- WHAT THIS TASK INVOLVES
Transcribe the listing word for word.

(Dataset excerpt)
● ● ● ● ●

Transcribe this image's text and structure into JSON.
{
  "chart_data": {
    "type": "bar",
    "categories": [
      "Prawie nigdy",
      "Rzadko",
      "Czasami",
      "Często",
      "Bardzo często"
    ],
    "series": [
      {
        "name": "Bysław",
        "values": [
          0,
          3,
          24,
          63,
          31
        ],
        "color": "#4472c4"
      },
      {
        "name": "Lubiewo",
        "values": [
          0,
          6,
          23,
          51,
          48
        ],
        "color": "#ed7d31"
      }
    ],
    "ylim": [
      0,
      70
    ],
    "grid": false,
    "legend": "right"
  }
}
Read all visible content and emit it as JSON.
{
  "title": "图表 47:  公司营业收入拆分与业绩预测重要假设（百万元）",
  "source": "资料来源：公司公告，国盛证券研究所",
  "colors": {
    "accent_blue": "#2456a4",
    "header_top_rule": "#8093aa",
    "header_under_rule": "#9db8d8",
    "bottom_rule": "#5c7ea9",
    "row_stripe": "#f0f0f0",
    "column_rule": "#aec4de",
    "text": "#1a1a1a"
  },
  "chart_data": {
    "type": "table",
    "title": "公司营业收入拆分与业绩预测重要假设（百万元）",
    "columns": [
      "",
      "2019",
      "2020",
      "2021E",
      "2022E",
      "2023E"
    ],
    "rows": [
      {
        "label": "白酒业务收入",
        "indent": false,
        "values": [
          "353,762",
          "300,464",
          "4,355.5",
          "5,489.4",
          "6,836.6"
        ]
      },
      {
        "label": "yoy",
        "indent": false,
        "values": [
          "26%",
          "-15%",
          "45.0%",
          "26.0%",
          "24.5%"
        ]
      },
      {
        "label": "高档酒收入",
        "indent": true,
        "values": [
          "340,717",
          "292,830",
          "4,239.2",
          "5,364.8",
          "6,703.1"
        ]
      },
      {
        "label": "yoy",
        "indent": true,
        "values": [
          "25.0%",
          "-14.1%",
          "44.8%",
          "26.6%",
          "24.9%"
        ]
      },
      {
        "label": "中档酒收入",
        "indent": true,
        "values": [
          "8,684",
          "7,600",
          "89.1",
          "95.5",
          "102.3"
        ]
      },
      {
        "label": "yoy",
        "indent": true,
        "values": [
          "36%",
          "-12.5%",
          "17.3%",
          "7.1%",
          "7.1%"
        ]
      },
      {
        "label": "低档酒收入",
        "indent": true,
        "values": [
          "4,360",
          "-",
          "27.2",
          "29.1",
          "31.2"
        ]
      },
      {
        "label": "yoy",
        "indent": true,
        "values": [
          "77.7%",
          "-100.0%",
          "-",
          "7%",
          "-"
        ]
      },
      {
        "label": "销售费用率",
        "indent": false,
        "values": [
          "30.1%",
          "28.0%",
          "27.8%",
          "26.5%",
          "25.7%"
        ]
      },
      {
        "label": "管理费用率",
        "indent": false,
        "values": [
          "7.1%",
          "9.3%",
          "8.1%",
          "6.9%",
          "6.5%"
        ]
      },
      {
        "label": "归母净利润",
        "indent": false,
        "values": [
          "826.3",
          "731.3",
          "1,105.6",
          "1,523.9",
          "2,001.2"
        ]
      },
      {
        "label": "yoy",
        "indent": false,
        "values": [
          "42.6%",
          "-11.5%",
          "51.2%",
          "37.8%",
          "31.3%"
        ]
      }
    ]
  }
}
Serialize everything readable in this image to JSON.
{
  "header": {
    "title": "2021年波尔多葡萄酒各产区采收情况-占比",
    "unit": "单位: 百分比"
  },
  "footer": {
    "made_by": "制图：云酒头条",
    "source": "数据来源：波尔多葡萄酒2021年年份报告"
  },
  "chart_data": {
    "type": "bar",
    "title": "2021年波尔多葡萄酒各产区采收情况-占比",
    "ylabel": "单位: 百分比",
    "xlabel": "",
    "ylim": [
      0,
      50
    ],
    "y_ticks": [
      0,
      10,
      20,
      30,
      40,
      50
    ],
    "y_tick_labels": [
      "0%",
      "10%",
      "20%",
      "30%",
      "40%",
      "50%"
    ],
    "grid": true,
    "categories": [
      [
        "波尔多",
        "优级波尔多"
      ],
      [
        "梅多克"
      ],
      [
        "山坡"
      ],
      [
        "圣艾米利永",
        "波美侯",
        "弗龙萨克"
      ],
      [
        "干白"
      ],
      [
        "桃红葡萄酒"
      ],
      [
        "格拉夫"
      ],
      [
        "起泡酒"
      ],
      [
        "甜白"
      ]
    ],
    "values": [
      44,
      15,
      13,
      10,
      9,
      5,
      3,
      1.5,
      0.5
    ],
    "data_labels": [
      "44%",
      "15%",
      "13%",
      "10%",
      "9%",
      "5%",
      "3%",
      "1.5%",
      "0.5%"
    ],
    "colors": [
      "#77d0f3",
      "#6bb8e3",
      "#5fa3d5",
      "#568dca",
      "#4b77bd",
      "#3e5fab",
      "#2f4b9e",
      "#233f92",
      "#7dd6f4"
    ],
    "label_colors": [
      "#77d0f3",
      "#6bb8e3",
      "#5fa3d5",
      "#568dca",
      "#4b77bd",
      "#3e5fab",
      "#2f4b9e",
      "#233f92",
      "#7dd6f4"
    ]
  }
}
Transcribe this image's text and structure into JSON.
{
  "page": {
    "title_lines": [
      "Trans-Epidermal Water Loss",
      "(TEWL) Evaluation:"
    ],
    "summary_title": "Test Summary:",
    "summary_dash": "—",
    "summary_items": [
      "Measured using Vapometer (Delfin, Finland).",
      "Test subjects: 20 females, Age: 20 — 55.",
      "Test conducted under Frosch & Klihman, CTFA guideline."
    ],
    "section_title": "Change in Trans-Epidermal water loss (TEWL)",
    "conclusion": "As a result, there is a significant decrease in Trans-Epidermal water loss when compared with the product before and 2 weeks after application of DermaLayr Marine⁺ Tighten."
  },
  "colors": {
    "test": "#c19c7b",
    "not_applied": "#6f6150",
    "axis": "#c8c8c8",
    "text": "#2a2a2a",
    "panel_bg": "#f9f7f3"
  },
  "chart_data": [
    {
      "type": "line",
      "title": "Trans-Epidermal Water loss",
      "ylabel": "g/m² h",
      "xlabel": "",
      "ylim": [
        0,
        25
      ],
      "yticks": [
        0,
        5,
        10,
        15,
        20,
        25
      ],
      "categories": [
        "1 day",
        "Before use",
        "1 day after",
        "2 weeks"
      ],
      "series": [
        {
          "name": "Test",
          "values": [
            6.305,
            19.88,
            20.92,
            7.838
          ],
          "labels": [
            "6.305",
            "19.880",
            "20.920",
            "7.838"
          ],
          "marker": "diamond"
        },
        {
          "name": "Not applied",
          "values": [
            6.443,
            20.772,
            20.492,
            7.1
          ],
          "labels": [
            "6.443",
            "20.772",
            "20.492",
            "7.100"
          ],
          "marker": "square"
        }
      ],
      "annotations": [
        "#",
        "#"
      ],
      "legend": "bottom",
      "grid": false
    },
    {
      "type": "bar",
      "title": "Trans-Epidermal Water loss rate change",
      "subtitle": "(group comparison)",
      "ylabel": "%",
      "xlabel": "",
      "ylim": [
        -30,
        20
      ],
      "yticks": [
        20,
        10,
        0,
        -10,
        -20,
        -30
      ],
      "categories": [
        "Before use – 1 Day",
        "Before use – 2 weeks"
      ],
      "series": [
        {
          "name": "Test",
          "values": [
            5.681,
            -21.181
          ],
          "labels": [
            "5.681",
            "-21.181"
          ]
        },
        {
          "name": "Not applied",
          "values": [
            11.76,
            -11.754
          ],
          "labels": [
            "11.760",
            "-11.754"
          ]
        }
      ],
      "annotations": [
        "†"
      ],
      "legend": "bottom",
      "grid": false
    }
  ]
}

● ● ● ● ●

- REPLY
Transcribe this image's text and structure into JSON.
{
  "chart_data": {
    "type": "bar",
    "categories": [
      "Prawie nigdy",
      "Rzadko",
      "Czasami",
      "Często",
      "Bardzo często"
    ],
    "series": [
      {
        "name": "Bysław",
        "values": [
          0,
          3,
          24,
          63,
          31
        ],
        "color": "#4472c4"
      },
      {
        "name": "Lubiewo",
        "values": [
          0,
          6,
          23,
          51,
          48
        ],
        "color": "#ed7d31"
      }
    ],
    "ylim": [
      0,
      70
    ],
    "grid": false,
    "legend": "right"
  }
}
Read all visible content and emit it as JSON.
{
  "title": "图表 47:  公司营业收入拆分与业绩预测重要假设（百万元）",
  "source": "资料来源：公司公告，国盛证券研究所",
  "colors": {
    "accent_blue": "#2456a4",
    "header_top_rule": "#8093aa",
    "header_under_rule": "#9db8d8",
    "bottom_rule": "#5c7ea9",
    "row_stripe": "#f0f0f0",
    "column_rule": "#aec4de",
    "text": "#1a1a1a"
  },
  "chart_data": {
    "type": "table",
    "title": "公司营业收入拆分与业绩预测重要假设（百万元）",
    "columns": [
      "",
      "2019",
      "2020",
      "2021E",
      "2022E",
      "2023E"
    ],
    "rows": [
      {
        "label": "白酒业务收入",
        "indent": false,
        "values": [
          "353,762",
          "300,464",
          "4,355.5",
          "5,489.4",
          "6,836.6"
        ]
      },
      {
        "label": "yoy",
        "indent": false,
        "values": [
          "26%",
          "-15%",
          "45.0%",
          "26.0%",
          "24.5%"
        ]
      },
      {
        "label": "高档酒收入",
        "indent": true,
        "values": [
          "340,717",
          "292,830",
          "4,239.2",
          "5,364.8",
          "6,703.1"
        ]
      },
      {
        "label": "yoy",
        "indent": true,
        "values": [
          "25.0%",
          "-14.1%",
          "44.8%",
          "26.6%",
          "24.9%"
        ]
      },
      {
        "label": "中档酒收入",
        "indent": true,
        "values": [
          "8,684",
          "7,600",
          "89.1",
          "95.5",
          "102.3"
        ]
      },
      {
        "label": "yoy",
        "indent": true,
        "values": [
          "36%",
          "-12.5%",
          "17.3%",
          "7.1%",
          "7.1%"
        ]
      },
      {
        "label": "低档酒收入",
        "indent": true,
        "values": [
          "4,360",
          "-",
          "27.2",
          "29.1",
          "31.2"
        ]
      },
      {
        "label": "yoy",
        "indent": true,
        "values": [
          "77.7%",
          "-100.0%",
          "-",
          "7%",
          "-"
        ]
      },
      {
        "label": "销售费用率",
        "indent": false,
        "values": [
          "30.1%",
          "28.0%",
          "27.8%",
          "26.5%",
          "25.7%"
        ]
      },
      {
        "label": "管理费用率",
        "indent": false,
        "values": [
          "7.1%",
          "9.3%",
          "8.1%",
          "6.9%",
          "6.5%"
        ]
      },
      {
        "label": "归母净利润",
        "indent": false,
        "values": [
          "826.3",
          "731.3",
          "1,105.6",
          "1,523.9",
          "2,001.2"
        ]
      },
      {
        "label": "yoy",
        "indent": false,
        "values": [
          "42.6%",
          "-11.5%",
          "51.2%",
          "37.8%",
          "31.3%"
        ]
      }
    ]
  }
}
Serialize everything readable in this image to JSON.
{
  "header": {
    "title": "2021年波尔多葡萄酒各产区采收情况-占比",
    "unit": "单位: 百分比"
  },
  "footer": {
    "made_by": "制图：云酒头条",
    "source": "数据来源：波尔多葡萄酒2021年年份报告"
  },
  "chart_data": {
    "type": "bar",
    "title": "2021年波尔多葡萄酒各产区采收情况-占比",
    "ylabel": "单位: 百分比",
    "xlabel": "",
    "ylim": [
      0,
      50
    ],
    "y_ticks": [
      0,
      10,
      20,
      30,
      40,
      50
    ],
    "y_tick_labels": [
      "0%",
      "10%",
      "20%",
      "30%",
      "40%",
      "50%"
    ],
    "grid": true,
    "categories": [
      [
        "波尔多",
        "优级波尔多"
      ],
      [
        "梅多克"
      ],
      [
        "山坡"
      ],
      [
        "圣艾米利永",
        "波美侯",
        "弗龙萨克"
      ],
      [
        "干白"
      ],
      [
        "桃红葡萄酒"
      ],
      [
        "格拉夫"
      ],
      [
        "起泡酒"
      ],
      [
        "甜白"
      ]
    ],
    "values": [
      44,
      15,
      13,
      10,
      9,
      5,
      3,
      1.5,
      0.5
    ],
    "data_labels": [
      "44%",
      "15%",
      "13%",
      "10%",
      "9%",
      "5%",
      "3%",
      "1.5%",
      "0.5%"
    ],
    "colors": [
      "#77d0f3",
      "#6bb8e3",
      "#5fa3d5",
      "#568dca",
      "#4b77bd",
      "#3e5fab",
      "#2f4b9e",
      "#233f92",
      "#7dd6f4"
    ],
    "label_colors": [
      "#77d0f3",
      "#6bb8e3",
      "#5fa3d5",
      "#568dca",
      "#4b77bd",
      "#3e5fab",
      "#2f4b9e",
      "#233f92",
      "#7dd6f4"
    ]
  }
}
Transcribe this image's text and structure into JSON.
{
  "page": {
    "title_lines": [
      "Trans-Epidermal Water Loss",
      "(TEWL) Evaluation:"
    ],
    "summary_title": "Test Summary:",
    "summary_dash": "—",
    "summary_items": [
      "Measured using Vapometer (Delfin, Finland).",
      "Test subjects: 20 females, Age: 20 — 55.",
      "Test conducted under Frosch & Klihman, CTFA guideline."
    ],
    "section_title": "Change in Trans-Epidermal water loss (TEWL)",
    "conclusion": "As a result, there is a significant decrease in Trans-Epidermal water loss when compared with the product before and 2 weeks after application of DermaLayr Marine⁺ Tighten."
  },
  "colors": {
    "test": "#c19c7b",
    "not_applied": "#6f6150",
    "axis": "#c8c8c8",
    "text": "#2a2a2a",
    "panel_bg": "#f9f7f3"
  },
  "chart_data": [
    {
      "type": "line",
      "title": "Trans-Epidermal Water loss",
      "ylabel": "g/m² h",
      "xlabel": "",
      "ylim": [
        0,
        25
      ],
      "yticks": [
        0,
        5,
        10,
        15,
        20,
        25
      ],
      "categories": [
        "1 day",
        "Before use",
        "1 day after",
        "2 weeks"
      ],
      "series": [
        {
          "name": "Test",
          "values": [
            6.305,
            19.88,
            20.92,
            7.838
          ],
          "labels": [
            "6.305",
            "19.880",
            "20.920",
            "7.838"
          ],
          "marker": "diamond"
        },
        {
          "name": "Not applied",
          "values": [
            6.443,
            20.772,
            20.492,
            7.1
          ],
          "labels": [
            "6.443",
            "20.772",
            "20.492",
            "7.100"
          ],
          "marker": "square"
        }
      ],
      "annotations": [
        "#",
        "#"
      ],
      "legend": "bottom",
      "grid": false
    },
    {
      "type": "bar",
      "title": "Trans-Epidermal Water loss rate change",
      "subtitle": "(group comparison)",
      "ylabel": "%",
      "xlabel": "",
      "ylim": [
        -30,
        20
      ],
      "yticks": [
        20,
        10,
        0,
        -10,
        -20,
        -30
      ],
      "categories": [
        "Before use – 1 Day",
        "Before use – 2 weeks"
      ],
      "series": [
        {
          "name": "Test",
          "values": [
            5.681,
            -21.181
          ],
          "labels": [
            "5.681",
            "-21.181"
          ]
        },
        {
          "name": "Not applied",
          "values": [
            11.76,
            -11.754
          ],
          "labels": [
            "11.760",
            "-11.754"
          ]
        }
      ],
      "annotations": [
        "†"
      ],
      "legend": "bottom",
      "grid": false
    }
  ]
}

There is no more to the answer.